**Task statement**
Your task is to copy each line that has the word "stored".

**Available data**
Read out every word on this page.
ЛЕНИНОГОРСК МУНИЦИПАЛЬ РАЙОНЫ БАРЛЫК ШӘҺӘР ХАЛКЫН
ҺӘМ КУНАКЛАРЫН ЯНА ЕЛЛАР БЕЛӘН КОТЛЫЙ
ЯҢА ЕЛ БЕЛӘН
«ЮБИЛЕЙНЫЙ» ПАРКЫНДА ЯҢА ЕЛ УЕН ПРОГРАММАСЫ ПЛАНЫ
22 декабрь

--

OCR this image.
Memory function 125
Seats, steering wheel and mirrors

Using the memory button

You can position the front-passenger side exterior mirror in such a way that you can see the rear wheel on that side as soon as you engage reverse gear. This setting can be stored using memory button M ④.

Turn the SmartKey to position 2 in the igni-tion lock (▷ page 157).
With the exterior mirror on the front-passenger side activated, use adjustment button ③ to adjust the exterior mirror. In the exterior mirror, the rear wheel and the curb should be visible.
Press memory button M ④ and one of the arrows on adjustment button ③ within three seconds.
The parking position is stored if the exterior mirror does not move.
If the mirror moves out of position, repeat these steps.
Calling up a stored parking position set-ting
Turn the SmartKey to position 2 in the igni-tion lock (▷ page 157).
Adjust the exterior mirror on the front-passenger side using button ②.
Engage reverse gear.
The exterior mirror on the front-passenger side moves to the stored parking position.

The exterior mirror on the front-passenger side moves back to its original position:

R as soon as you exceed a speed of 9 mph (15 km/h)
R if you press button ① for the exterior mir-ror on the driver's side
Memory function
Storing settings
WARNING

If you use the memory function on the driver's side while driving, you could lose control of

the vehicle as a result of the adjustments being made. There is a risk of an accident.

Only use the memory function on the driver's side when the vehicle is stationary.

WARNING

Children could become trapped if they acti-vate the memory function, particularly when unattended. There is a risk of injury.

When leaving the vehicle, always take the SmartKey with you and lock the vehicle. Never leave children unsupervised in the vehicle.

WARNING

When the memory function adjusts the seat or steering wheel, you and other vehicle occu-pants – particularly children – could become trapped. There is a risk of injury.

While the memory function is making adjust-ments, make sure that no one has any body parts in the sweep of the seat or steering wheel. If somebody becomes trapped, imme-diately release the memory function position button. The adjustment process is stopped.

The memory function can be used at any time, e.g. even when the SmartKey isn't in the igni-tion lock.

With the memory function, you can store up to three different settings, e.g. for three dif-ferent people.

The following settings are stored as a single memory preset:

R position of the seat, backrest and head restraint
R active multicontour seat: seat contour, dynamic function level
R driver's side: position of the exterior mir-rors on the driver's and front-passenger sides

**The solution**
You can position the front-passenger side exterior mirror in such a way that you can see the rear wheel on that side as soon as you engage reverse gear. This setting can be stored using memory button M ④.
The parking position is stored if the exterior mirror does not move.
Calling up a stored parking position set-ting
The exterior mirror on the front-passenger side moves to the stored parking position.
The following settings are stored as a single memory preset:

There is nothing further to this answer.